> [Task requirements]
Output the data word for word, dropping every image.

[Records excerpted from a collection]
────────────────────────────────────────

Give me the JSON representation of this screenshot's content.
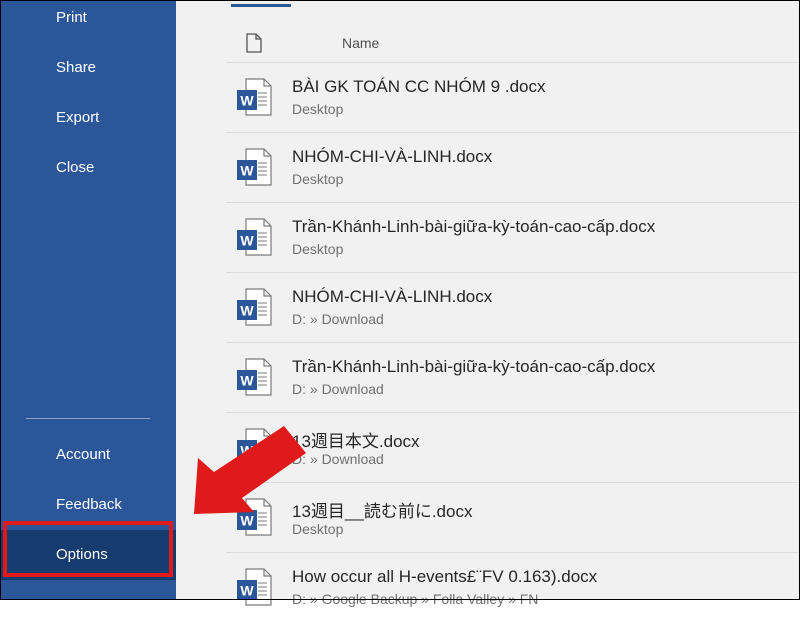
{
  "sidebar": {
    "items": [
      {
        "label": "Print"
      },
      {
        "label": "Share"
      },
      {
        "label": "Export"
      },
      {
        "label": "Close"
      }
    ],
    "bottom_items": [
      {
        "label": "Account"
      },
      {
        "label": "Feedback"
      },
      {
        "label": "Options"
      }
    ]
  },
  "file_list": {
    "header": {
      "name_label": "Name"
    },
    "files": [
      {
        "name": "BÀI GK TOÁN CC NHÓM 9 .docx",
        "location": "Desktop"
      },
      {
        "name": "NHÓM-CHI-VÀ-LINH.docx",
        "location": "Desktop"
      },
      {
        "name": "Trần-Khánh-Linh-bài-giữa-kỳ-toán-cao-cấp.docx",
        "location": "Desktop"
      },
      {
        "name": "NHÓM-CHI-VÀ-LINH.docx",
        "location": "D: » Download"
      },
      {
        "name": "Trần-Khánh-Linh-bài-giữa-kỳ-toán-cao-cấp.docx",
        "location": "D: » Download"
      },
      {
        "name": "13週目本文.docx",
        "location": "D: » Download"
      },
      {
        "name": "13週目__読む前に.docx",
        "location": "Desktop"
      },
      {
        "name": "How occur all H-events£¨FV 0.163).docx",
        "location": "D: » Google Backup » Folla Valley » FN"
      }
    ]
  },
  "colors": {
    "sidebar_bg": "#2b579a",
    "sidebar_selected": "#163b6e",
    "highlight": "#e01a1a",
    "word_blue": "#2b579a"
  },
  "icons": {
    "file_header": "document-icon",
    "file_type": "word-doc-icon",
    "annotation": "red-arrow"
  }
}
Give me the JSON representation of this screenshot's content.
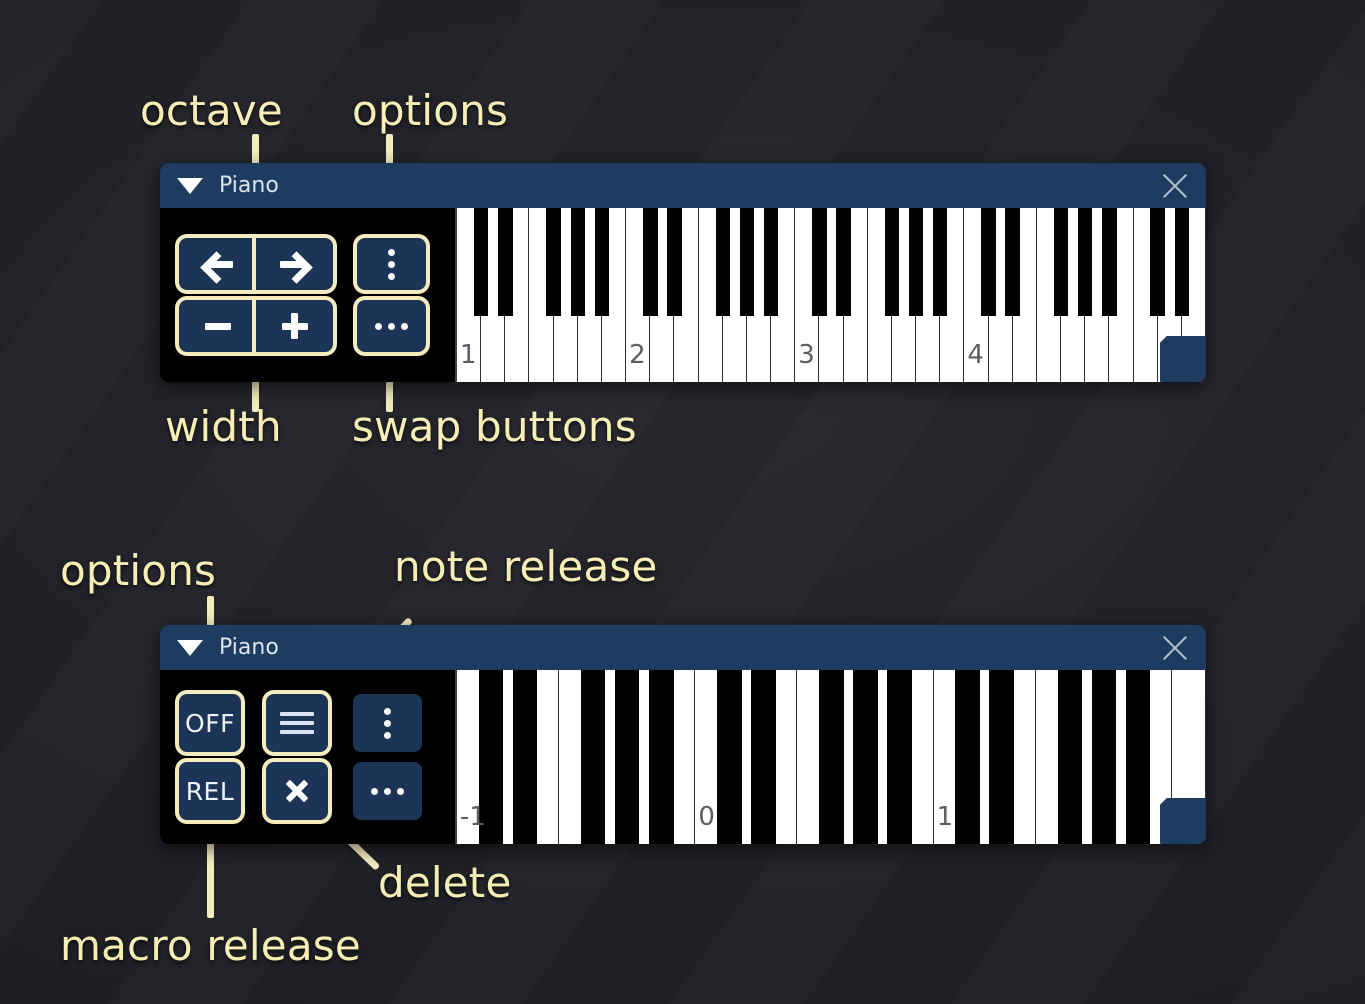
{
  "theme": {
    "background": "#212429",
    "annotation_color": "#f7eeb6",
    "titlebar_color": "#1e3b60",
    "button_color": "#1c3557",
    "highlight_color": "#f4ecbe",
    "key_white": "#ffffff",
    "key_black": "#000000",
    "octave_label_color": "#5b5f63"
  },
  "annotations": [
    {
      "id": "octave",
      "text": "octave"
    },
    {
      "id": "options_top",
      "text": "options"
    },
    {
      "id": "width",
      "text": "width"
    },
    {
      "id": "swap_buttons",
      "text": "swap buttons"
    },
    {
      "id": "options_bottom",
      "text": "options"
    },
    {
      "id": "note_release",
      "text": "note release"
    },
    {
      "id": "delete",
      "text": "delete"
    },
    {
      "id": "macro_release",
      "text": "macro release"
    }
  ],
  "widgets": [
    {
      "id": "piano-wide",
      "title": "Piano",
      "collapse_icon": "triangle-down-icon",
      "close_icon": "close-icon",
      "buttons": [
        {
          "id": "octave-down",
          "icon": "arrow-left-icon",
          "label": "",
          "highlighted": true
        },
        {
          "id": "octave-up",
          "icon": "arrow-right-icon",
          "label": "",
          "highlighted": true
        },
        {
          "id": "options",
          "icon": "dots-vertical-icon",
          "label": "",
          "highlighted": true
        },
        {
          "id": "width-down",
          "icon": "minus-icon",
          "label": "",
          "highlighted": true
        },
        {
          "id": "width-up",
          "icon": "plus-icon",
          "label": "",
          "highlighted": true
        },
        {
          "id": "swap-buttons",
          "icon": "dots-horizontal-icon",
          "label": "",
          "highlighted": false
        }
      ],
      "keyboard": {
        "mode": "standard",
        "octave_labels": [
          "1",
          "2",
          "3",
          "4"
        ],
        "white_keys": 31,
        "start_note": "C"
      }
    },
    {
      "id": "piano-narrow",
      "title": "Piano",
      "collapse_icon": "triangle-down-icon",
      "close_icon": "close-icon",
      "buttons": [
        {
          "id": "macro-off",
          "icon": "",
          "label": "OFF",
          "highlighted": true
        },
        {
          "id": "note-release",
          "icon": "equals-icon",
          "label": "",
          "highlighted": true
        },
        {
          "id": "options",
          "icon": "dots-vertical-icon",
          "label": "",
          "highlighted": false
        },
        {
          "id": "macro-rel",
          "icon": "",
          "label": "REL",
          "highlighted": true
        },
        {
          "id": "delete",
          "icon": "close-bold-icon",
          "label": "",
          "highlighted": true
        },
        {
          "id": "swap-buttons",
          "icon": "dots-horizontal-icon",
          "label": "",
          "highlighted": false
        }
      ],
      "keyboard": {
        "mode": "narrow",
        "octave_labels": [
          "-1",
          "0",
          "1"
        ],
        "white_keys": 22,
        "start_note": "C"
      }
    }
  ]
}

────────────────────────────────────────

> [Written reply]
Give me the JSON representation of this screenshot's content.
{
  "sidebar": {
    "items": [
      {
        "label": "Print"
      },
      {
        "label": "Share"
      },
      {
        "label": "Export"
      },
      {
        "label": "Close"
      }
    ],
    "bottom_items": [
      {
        "label": "Account"
      },
      {
        "label": "Feedback"
      },
      {
        "label": "Options"
      }
    ]
  },
  "file_list": {
    "header": {
      "name_label": "Name"
    },
    "files": [
      {
        "name": "BÀI GK TOÁN CC NHÓM 9 .docx",
        "location": "Desktop"
      },
      {
        "name": "NHÓM-CHI-VÀ-LINH.docx",
        "location": "Desktop"
      },
      {
        "name": "Trần-Khánh-Linh-bài-giữa-kỳ-toán-cao-cấp.docx",
        "location": "Desktop"
      },
      {
        "name": "NHÓM-CHI-VÀ-LINH.docx",
        "location": "D: » Download"
      },
      {
        "name": "Trần-Khánh-Linh-bài-giữa-kỳ-toán-cao-cấp.docx",
        "location": "D: » Download"
      },
      {
        "name": "13週目本文.docx",
        "location": "D: » Download"
      },
      {
        "name": "13週目__読む前に.docx",
        "location": "Desktop"
      },
      {
        "name": "How occur all H-events£¨FV 0.163).docx",
        "location": "D: » Google Backup » Folla Valley » FN"
      }
    ]
  },
  "colors": {
    "sidebar_bg": "#2b579a",
    "sidebar_selected": "#163b6e",
    "highlight": "#e01a1a",
    "word_blue": "#2b579a"
  },
  "icons": {
    "file_header": "document-icon",
    "file_type": "word-doc-icon",
    "annotation": "red-arrow"
  }
}
Give me the JSON representation of this screenshot's content.
{
  "theme": {
    "background": "#212429",
    "annotation_color": "#f7eeb6",
    "titlebar_color": "#1e3b60",
    "button_color": "#1c3557",
    "highlight_color": "#f4ecbe",
    "key_white": "#ffffff",
    "key_black": "#000000",
    "octave_label_color": "#5b5f63"
  },
  "annotations": [
    {
      "id": "octave",
      "text": "octave"
    },
    {
      "id": "options_top",
      "text": "options"
    },
    {
      "id": "width",
      "text": "width"
    },
    {
      "id": "swap_buttons",
      "text": "swap buttons"
    },
    {
      "id": "options_bottom",
      "text": "options"
    },
    {
      "id": "note_release",
      "text": "note release"
    },
    {
      "id": "delete",
      "text": "delete"
    },
    {
      "id": "macro_release",
      "text": "macro release"
    }
  ],
  "widgets": [
    {
      "id": "piano-wide",
      "title": "Piano",
      "collapse_icon": "triangle-down-icon",
      "close_icon": "close-icon",
      "buttons": [
        {
          "id": "octave-down",
          "icon": "arrow-left-icon",
          "label": "",
          "highlighted": true
        },
        {
          "id": "octave-up",
          "icon": "arrow-right-icon",
          "label": "",
          "highlighted": true
        },
        {
          "id": "options",
          "icon": "dots-vertical-icon",
          "label": "",
          "highlighted": true
        },
        {
          "id": "width-down",
          "icon": "minus-icon",
          "label": "",
          "highlighted": true
        },
        {
          "id": "width-up",
          "icon": "plus-icon",
          "label": "",
          "highlighted": true
        },
        {
          "id": "swap-buttons",
          "icon": "dots-horizontal-icon",
          "label": "",
          "highlighted": false
        }
      ],
      "keyboard": {
        "mode": "standard",
        "octave_labels": [
          "1",
          "2",
          "3",
          "4"
        ],
        "white_keys": 31,
        "start_note": "C"
      }
    },
    {
      "id": "piano-narrow",
      "title": "Piano",
      "collapse_icon": "triangle-down-icon",
      "close_icon": "close-icon",
      "buttons": [
        {
          "id": "macro-off",
          "icon": "",
          "label": "OFF",
          "highlighted": true
        },
        {
          "id": "note-release",
          "icon": "equals-icon",
          "label": "",
          "highlighted": true
        },
        {
          "id": "options",
          "icon": "dots-vertical-icon",
          "label": "",
          "highlighted": false
        },
        {
          "id": "macro-rel",
          "icon": "",
          "label": "REL",
          "highlighted": true
        },
        {
          "id": "delete",
          "icon": "close-bold-icon",
          "label": "",
          "highlighted": true
        },
        {
          "id": "swap-buttons",
          "icon": "dots-horizontal-icon",
          "label": "",
          "highlighted": false
        }
      ],
      "keyboard": {
        "mode": "narrow",
        "octave_labels": [
          "-1",
          "0",
          "1"
        ],
        "white_keys": 22,
        "start_note": "C"
      }
    }
  ]
}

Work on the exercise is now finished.